[start]

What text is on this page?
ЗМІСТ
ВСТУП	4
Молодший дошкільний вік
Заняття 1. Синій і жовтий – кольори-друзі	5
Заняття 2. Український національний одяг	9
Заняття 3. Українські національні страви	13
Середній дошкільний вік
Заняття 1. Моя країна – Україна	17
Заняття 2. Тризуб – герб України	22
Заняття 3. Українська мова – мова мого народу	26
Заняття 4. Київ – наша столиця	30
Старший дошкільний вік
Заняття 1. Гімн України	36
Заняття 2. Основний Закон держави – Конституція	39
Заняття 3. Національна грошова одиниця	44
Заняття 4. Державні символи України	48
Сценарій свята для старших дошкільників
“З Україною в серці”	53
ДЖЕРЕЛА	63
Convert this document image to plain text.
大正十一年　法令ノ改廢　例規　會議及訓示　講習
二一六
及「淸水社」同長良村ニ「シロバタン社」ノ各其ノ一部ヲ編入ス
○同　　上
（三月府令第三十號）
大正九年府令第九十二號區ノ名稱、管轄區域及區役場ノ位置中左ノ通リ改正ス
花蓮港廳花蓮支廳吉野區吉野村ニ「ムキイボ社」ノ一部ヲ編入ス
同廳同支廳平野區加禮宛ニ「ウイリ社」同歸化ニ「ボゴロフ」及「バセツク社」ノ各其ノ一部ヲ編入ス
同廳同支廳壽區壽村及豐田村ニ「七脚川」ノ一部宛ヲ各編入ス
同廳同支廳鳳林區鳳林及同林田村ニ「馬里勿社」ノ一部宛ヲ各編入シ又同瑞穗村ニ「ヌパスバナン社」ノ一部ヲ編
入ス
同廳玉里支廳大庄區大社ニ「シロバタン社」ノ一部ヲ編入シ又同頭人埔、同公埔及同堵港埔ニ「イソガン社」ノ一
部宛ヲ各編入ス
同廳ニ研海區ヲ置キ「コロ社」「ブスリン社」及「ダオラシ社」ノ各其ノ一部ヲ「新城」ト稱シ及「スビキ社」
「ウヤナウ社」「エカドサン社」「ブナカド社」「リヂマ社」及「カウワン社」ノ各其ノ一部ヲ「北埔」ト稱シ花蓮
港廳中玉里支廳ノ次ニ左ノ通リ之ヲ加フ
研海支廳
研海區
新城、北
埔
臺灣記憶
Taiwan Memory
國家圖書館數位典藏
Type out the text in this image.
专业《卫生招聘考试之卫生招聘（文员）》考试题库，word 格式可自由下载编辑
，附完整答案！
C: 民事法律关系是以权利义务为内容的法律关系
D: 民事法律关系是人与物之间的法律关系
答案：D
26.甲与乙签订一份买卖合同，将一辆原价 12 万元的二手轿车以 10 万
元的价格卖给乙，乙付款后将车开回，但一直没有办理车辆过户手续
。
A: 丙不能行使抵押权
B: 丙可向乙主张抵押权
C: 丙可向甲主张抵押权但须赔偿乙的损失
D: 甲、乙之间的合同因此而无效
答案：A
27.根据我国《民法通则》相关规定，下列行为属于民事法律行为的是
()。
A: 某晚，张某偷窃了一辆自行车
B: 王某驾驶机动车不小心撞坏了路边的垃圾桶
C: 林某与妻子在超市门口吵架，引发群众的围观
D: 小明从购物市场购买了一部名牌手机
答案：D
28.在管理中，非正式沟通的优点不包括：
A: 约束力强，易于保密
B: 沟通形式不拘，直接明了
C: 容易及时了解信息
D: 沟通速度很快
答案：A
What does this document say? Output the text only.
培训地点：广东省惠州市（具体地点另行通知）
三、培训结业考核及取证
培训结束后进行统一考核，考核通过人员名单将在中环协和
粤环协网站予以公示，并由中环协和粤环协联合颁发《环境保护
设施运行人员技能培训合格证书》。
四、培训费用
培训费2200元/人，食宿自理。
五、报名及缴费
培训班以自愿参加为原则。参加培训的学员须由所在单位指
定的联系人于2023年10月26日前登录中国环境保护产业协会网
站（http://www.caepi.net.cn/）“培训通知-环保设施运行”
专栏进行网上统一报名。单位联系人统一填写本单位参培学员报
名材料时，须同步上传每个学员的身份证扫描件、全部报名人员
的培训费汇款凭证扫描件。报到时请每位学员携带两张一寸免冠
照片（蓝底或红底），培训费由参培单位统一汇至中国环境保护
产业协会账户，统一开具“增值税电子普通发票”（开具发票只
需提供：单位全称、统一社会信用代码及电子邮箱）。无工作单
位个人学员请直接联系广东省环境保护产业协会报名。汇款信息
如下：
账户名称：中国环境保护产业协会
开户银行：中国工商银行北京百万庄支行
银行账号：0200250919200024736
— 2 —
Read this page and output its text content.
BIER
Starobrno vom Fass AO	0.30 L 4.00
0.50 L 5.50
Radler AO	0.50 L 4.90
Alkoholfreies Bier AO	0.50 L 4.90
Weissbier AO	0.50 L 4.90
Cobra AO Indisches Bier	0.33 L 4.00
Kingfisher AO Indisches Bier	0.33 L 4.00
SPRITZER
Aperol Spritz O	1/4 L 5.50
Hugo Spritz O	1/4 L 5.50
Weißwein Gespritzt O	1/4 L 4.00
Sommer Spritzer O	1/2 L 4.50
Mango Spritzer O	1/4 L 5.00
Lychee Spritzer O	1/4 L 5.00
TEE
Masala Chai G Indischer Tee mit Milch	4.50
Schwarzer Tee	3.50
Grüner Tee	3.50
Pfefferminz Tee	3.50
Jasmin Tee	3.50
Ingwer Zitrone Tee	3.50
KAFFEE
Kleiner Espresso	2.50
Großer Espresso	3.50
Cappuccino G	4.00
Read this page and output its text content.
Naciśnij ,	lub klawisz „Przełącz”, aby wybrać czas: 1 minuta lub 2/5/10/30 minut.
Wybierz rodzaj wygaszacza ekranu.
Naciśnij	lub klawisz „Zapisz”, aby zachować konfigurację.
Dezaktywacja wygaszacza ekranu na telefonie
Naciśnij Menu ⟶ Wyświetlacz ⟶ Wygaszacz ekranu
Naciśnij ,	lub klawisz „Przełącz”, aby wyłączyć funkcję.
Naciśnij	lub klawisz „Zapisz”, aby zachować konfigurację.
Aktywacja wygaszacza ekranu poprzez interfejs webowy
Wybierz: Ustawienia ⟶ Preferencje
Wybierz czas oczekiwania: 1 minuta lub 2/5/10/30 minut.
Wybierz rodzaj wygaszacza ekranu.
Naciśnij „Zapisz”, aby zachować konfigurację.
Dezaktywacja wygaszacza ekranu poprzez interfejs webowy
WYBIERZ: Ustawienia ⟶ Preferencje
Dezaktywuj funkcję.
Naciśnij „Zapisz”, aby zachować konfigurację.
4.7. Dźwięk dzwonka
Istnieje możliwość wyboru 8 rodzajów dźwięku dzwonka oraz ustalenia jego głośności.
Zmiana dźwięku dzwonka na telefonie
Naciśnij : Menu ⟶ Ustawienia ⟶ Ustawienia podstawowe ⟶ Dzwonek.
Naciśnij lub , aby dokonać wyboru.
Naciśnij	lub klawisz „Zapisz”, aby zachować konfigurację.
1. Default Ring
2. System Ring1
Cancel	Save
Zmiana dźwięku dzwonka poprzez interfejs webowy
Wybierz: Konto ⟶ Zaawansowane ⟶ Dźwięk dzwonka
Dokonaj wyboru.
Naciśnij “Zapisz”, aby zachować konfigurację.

[end]

EXERCISE: Select all lines in the listing above where the word "document" appears, and show them.

FULL ANSWER:
Convert this document image to plain text.
What does this document say? Output the text only.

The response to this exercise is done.